Records:

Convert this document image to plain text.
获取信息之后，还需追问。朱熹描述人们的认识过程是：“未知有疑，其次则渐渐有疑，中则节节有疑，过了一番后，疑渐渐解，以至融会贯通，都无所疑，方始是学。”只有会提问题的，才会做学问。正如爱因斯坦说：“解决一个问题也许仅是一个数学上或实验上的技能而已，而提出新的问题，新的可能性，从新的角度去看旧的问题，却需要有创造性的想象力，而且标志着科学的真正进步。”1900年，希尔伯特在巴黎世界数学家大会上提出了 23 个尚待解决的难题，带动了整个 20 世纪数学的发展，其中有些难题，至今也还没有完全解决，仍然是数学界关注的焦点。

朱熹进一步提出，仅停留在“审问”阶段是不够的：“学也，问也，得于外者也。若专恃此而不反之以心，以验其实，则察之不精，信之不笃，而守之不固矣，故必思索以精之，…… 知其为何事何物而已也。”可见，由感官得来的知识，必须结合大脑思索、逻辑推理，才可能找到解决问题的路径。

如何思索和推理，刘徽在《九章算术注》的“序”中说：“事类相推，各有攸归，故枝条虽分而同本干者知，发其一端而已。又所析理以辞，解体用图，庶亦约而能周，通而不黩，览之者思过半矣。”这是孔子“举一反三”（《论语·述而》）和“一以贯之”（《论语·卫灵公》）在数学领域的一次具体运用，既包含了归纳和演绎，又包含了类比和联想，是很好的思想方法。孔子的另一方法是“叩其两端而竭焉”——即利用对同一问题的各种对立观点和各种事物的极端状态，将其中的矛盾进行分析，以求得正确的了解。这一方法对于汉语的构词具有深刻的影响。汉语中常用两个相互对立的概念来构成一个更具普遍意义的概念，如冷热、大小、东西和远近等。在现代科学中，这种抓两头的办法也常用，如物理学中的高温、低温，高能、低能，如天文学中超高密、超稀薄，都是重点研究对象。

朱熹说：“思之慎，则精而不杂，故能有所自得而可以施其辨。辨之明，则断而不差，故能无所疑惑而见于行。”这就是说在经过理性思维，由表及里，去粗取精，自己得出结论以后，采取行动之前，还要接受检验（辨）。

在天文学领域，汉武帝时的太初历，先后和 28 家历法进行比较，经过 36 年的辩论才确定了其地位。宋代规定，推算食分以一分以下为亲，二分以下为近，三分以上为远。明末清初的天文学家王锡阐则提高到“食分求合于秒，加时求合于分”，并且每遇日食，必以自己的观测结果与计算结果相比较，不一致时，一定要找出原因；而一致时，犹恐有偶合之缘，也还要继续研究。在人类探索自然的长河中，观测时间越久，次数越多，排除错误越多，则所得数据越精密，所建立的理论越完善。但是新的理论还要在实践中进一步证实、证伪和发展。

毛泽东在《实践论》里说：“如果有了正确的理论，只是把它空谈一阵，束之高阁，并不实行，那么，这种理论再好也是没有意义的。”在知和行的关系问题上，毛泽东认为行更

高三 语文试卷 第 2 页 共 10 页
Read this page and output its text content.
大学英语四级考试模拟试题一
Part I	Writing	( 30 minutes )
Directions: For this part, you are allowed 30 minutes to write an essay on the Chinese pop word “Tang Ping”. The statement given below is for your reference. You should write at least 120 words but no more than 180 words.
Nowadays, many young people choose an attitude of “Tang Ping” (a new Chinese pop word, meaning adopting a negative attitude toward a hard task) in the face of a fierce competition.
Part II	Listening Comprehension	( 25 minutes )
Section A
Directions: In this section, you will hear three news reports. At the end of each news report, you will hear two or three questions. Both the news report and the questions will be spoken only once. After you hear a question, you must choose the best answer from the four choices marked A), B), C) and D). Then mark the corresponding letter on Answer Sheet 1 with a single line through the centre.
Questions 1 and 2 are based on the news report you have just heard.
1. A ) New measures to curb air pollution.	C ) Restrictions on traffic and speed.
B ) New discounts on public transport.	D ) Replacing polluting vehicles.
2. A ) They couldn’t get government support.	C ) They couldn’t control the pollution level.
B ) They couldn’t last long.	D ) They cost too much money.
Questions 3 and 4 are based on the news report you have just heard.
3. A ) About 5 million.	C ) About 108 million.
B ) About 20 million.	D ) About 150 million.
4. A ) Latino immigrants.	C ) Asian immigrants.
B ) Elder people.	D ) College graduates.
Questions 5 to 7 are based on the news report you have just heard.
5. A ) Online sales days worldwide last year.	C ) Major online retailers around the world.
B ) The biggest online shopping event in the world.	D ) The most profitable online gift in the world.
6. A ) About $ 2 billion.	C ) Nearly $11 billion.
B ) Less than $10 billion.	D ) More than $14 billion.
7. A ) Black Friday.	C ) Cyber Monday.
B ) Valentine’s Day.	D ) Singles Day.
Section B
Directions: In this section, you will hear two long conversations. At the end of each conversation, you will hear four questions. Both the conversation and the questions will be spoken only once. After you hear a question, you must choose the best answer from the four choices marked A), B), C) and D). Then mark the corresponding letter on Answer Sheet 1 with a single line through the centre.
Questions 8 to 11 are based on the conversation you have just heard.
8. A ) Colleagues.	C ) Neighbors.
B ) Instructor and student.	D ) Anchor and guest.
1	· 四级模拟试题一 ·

What needs to be done: Pull out all lines containing the word "than" from the entries above.

Output for this exercise:
Directions: For this part, you are allowed 30 minutes to write an essay on the Chinese pop word “Tang Ping”. The statement given below is for your reference. You should write at least 120 words but no more than 180 words.
B ) Less than $10 billion.	D ) More than $14 billion.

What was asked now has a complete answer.